**Prompt**. Output each entry that follows exactly. Images stay out.

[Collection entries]
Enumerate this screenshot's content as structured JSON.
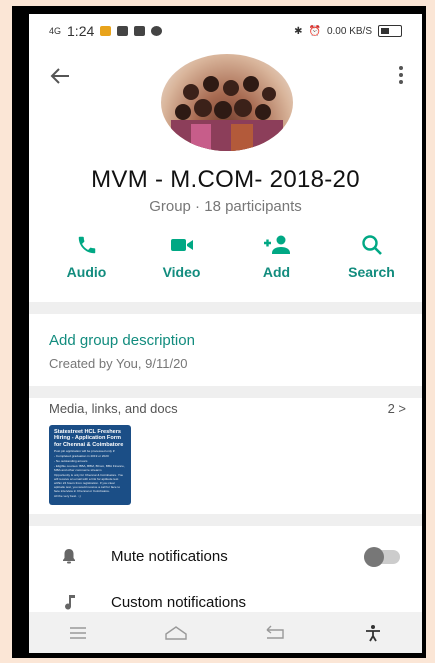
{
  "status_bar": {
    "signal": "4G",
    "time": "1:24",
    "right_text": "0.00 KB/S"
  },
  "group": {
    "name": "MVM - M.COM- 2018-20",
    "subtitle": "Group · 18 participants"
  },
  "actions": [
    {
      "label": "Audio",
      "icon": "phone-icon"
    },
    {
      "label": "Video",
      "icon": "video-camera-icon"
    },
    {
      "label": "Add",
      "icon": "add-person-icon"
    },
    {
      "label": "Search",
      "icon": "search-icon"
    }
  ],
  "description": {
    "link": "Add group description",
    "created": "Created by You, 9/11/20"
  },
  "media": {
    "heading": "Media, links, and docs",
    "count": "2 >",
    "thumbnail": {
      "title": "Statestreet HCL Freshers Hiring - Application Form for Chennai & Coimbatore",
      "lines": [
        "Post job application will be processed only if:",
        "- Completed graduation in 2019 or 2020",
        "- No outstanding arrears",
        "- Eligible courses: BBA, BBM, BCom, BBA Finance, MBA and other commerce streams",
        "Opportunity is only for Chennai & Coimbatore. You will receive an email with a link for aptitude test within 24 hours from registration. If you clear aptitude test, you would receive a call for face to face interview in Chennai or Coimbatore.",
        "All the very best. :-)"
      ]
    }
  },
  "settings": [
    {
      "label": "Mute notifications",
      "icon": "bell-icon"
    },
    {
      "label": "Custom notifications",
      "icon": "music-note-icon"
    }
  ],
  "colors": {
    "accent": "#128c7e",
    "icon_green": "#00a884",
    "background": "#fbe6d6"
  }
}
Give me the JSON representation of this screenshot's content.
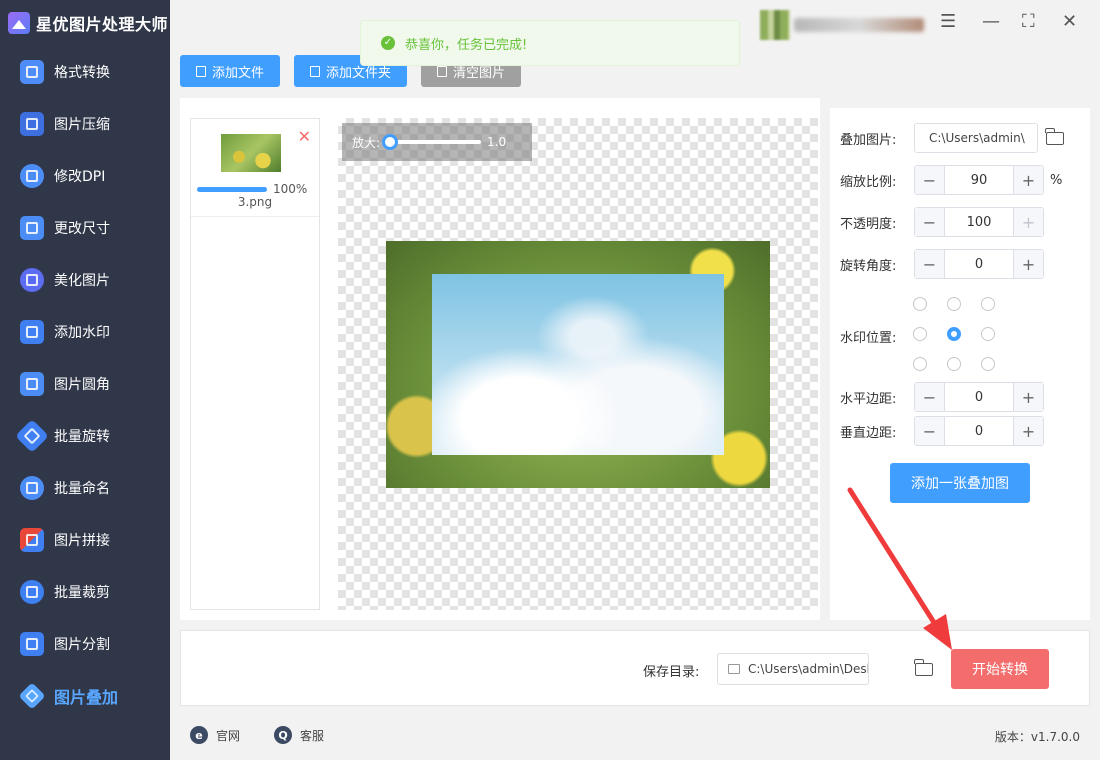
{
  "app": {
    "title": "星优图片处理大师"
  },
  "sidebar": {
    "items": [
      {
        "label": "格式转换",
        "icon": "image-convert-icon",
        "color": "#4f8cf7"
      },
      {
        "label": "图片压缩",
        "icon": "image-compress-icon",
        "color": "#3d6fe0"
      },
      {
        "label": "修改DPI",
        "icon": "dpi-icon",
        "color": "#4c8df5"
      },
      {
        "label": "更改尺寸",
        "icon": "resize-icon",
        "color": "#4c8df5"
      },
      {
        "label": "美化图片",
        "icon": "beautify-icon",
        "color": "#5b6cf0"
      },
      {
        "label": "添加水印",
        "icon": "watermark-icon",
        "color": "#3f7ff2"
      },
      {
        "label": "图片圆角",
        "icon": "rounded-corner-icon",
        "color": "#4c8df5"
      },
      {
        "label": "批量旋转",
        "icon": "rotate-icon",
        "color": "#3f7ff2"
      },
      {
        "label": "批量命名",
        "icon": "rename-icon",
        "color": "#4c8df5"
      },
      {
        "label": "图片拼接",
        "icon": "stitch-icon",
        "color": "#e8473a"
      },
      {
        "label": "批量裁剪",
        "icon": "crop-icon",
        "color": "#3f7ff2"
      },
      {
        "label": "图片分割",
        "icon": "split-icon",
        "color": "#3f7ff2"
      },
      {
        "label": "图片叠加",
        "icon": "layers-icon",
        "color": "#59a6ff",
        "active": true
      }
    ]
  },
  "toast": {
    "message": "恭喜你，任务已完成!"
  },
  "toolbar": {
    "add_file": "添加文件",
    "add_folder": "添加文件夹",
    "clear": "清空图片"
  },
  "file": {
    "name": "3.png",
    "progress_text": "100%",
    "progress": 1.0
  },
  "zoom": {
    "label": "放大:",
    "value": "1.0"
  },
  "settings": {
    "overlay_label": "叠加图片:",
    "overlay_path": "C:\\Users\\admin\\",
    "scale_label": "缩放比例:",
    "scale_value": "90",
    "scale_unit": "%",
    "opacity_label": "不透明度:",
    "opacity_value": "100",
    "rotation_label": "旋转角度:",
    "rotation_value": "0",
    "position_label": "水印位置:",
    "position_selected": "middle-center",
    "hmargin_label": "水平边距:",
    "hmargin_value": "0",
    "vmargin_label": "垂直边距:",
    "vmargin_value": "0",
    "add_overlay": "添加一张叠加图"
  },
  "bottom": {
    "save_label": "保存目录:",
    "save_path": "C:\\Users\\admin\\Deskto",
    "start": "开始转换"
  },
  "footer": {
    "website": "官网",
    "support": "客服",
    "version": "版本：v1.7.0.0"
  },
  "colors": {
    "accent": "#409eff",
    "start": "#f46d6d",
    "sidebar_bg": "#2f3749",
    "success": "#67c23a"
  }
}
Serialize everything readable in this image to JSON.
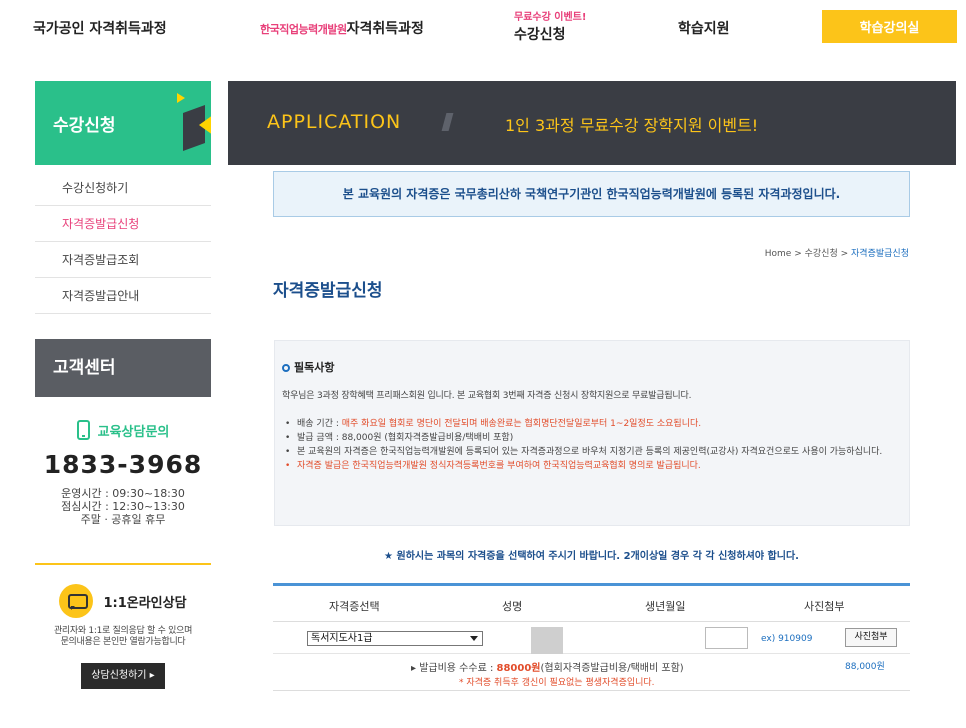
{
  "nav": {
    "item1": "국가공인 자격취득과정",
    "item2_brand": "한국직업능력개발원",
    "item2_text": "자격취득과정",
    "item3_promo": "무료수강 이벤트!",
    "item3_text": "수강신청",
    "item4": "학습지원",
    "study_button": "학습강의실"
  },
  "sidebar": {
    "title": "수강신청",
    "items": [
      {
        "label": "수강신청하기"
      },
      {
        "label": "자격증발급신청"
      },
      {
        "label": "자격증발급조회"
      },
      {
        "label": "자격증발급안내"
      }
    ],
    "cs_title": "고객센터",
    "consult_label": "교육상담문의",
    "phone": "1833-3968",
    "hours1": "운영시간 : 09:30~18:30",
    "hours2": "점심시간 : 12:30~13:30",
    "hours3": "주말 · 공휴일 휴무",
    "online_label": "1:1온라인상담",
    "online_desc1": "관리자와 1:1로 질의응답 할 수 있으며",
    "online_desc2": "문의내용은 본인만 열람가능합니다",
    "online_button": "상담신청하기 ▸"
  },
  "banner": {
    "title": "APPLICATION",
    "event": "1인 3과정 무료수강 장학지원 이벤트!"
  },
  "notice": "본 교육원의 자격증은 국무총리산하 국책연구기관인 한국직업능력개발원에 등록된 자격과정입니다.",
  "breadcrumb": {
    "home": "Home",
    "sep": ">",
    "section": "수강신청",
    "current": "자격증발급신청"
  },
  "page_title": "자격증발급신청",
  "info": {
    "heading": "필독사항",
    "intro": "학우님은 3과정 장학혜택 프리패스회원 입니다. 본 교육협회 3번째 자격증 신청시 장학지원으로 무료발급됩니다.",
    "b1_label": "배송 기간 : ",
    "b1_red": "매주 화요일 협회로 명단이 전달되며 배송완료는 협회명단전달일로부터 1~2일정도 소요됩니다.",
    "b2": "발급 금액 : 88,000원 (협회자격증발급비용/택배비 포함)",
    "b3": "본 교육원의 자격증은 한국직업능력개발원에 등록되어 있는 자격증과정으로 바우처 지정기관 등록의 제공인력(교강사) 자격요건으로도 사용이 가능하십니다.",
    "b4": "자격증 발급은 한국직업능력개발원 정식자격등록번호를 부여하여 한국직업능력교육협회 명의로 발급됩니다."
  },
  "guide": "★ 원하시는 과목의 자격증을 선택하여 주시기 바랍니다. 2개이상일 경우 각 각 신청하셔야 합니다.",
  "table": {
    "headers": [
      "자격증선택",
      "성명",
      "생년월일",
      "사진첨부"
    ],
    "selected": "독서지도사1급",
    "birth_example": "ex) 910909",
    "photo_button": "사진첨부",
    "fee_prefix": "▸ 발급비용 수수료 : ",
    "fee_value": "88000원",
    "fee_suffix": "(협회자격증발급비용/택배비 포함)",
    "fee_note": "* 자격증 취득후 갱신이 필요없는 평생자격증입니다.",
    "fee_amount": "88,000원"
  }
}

**Exercise result**.
Enumerate this screenshot's content as structured JSON.
{
  "status_bar": {
    "signal": "4G",
    "time": "1:24",
    "right_text": "0.00 KB/S"
  },
  "group": {
    "name": "MVM - M.COM- 2018-20",
    "subtitle": "Group · 18 participants"
  },
  "actions": [
    {
      "label": "Audio",
      "icon": "phone-icon"
    },
    {
      "label": "Video",
      "icon": "video-camera-icon"
    },
    {
      "label": "Add",
      "icon": "add-person-icon"
    },
    {
      "label": "Search",
      "icon": "search-icon"
    }
  ],
  "description": {
    "link": "Add group description",
    "created": "Created by You, 9/11/20"
  },
  "media": {
    "heading": "Media, links, and docs",
    "count": "2 >",
    "thumbnail": {
      "title": "Statestreet HCL Freshers Hiring - Application Form for Chennai & Coimbatore",
      "lines": [
        "Post job application will be processed only if:",
        "- Completed graduation in 2019 or 2020",
        "- No outstanding arrears",
        "- Eligible courses: BBA, BBM, BCom, BBA Finance, MBA and other commerce streams",
        "Opportunity is only for Chennai & Coimbatore. You will receive an email with a link for aptitude test within 24 hours from registration. If you clear aptitude test, you would receive a call for face to face interview in Chennai or Coimbatore.",
        "All the very best. :-)"
      ]
    }
  },
  "settings": [
    {
      "label": "Mute notifications",
      "icon": "bell-icon"
    },
    {
      "label": "Custom notifications",
      "icon": "music-note-icon"
    }
  ],
  "colors": {
    "accent": "#128c7e",
    "icon_green": "#00a884",
    "background": "#fbe6d6"
  }
}
Give me the JSON representation of this screenshot's content.
{
  "app": {
    "title": "星优图片处理大师"
  },
  "sidebar": {
    "items": [
      {
        "label": "格式转换",
        "icon": "image-convert-icon",
        "color": "#4f8cf7"
      },
      {
        "label": "图片压缩",
        "icon": "image-compress-icon",
        "color": "#3d6fe0"
      },
      {
        "label": "修改DPI",
        "icon": "dpi-icon",
        "color": "#4c8df5"
      },
      {
        "label": "更改尺寸",
        "icon": "resize-icon",
        "color": "#4c8df5"
      },
      {
        "label": "美化图片",
        "icon": "beautify-icon",
        "color": "#5b6cf0"
      },
      {
        "label": "添加水印",
        "icon": "watermark-icon",
        "color": "#3f7ff2"
      },
      {
        "label": "图片圆角",
        "icon": "rounded-corner-icon",
        "color": "#4c8df5"
      },
      {
        "label": "批量旋转",
        "icon": "rotate-icon",
        "color": "#3f7ff2"
      },
      {
        "label": "批量命名",
        "icon": "rename-icon",
        "color": "#4c8df5"
      },
      {
        "label": "图片拼接",
        "icon": "stitch-icon",
        "color": "#e8473a"
      },
      {
        "label": "批量裁剪",
        "icon": "crop-icon",
        "color": "#3f7ff2"
      },
      {
        "label": "图片分割",
        "icon": "split-icon",
        "color": "#3f7ff2"
      },
      {
        "label": "图片叠加",
        "icon": "layers-icon",
        "color": "#59a6ff",
        "active": true
      }
    ]
  },
  "toast": {
    "message": "恭喜你，任务已完成!"
  },
  "toolbar": {
    "add_file": "添加文件",
    "add_folder": "添加文件夹",
    "clear": "清空图片"
  },
  "file": {
    "name": "3.png",
    "progress_text": "100%",
    "progress": 1.0
  },
  "zoom": {
    "label": "放大:",
    "value": "1.0"
  },
  "settings": {
    "overlay_label": "叠加图片:",
    "overlay_path": "C:\\Users\\admin\\",
    "scale_label": "缩放比例:",
    "scale_value": "90",
    "scale_unit": "%",
    "opacity_label": "不透明度:",
    "opacity_value": "100",
    "rotation_label": "旋转角度:",
    "rotation_value": "0",
    "position_label": "水印位置:",
    "position_selected": "middle-center",
    "hmargin_label": "水平边距:",
    "hmargin_value": "0",
    "vmargin_label": "垂直边距:",
    "vmargin_value": "0",
    "add_overlay": "添加一张叠加图"
  },
  "bottom": {
    "save_label": "保存目录:",
    "save_path": "C:\\Users\\admin\\Deskto",
    "start": "开始转换"
  },
  "footer": {
    "website": "官网",
    "support": "客服",
    "version": "版本：v1.7.0.0"
  },
  "colors": {
    "accent": "#409eff",
    "start": "#f46d6d",
    "sidebar_bg": "#2f3749",
    "success": "#67c23a"
  }
}
Serialize everything readable in this image to JSON.
{
  "nav": {
    "item1": "국가공인 자격취득과정",
    "item2_brand": "한국직업능력개발원",
    "item2_text": "자격취득과정",
    "item3_promo": "무료수강 이벤트!",
    "item3_text": "수강신청",
    "item4": "학습지원",
    "study_button": "학습강의실"
  },
  "sidebar": {
    "title": "수강신청",
    "items": [
      {
        "label": "수강신청하기"
      },
      {
        "label": "자격증발급신청"
      },
      {
        "label": "자격증발급조회"
      },
      {
        "label": "자격증발급안내"
      }
    ],
    "cs_title": "고객센터",
    "consult_label": "교육상담문의",
    "phone": "1833-3968",
    "hours1": "운영시간 : 09:30~18:30",
    "hours2": "점심시간 : 12:30~13:30",
    "hours3": "주말 · 공휴일 휴무",
    "online_label": "1:1온라인상담",
    "online_desc1": "관리자와 1:1로 질의응답 할 수 있으며",
    "online_desc2": "문의내용은 본인만 열람가능합니다",
    "online_button": "상담신청하기 ▸"
  },
  "banner": {
    "title": "APPLICATION",
    "event": "1인 3과정 무료수강 장학지원 이벤트!"
  },
  "notice": "본 교육원의 자격증은 국무총리산하 국책연구기관인 한국직업능력개발원에 등록된 자격과정입니다.",
  "breadcrumb": {
    "home": "Home",
    "sep": ">",
    "section": "수강신청",
    "current": "자격증발급신청"
  },
  "page_title": "자격증발급신청",
  "info": {
    "heading": "필독사항",
    "intro": "학우님은 3과정 장학혜택 프리패스회원 입니다. 본 교육협회 3번째 자격증 신청시 장학지원으로 무료발급됩니다.",
    "b1_label": "배송 기간 : ",
    "b1_red": "매주 화요일 협회로 명단이 전달되며 배송완료는 협회명단전달일로부터 1~2일정도 소요됩니다.",
    "b2": "발급 금액 : 88,000원 (협회자격증발급비용/택배비 포함)",
    "b3": "본 교육원의 자격증은 한국직업능력개발원에 등록되어 있는 자격증과정으로 바우처 지정기관 등록의 제공인력(교강사) 자격요건으로도 사용이 가능하십니다.",
    "b4": "자격증 발급은 한국직업능력개발원 정식자격등록번호를 부여하여 한국직업능력교육협회 명의로 발급됩니다."
  },
  "guide": "★ 원하시는 과목의 자격증을 선택하여 주시기 바랍니다. 2개이상일 경우 각 각 신청하셔야 합니다.",
  "table": {
    "headers": [
      "자격증선택",
      "성명",
      "생년월일",
      "사진첨부"
    ],
    "selected": "독서지도사1급",
    "birth_example": "ex) 910909",
    "photo_button": "사진첨부",
    "fee_prefix": "▸ 발급비용 수수료 : ",
    "fee_value": "88000원",
    "fee_suffix": "(협회자격증발급비용/택배비 포함)",
    "fee_note": "* 자격증 취득후 갱신이 필요없는 평생자격증입니다.",
    "fee_amount": "88,000원"
  }
}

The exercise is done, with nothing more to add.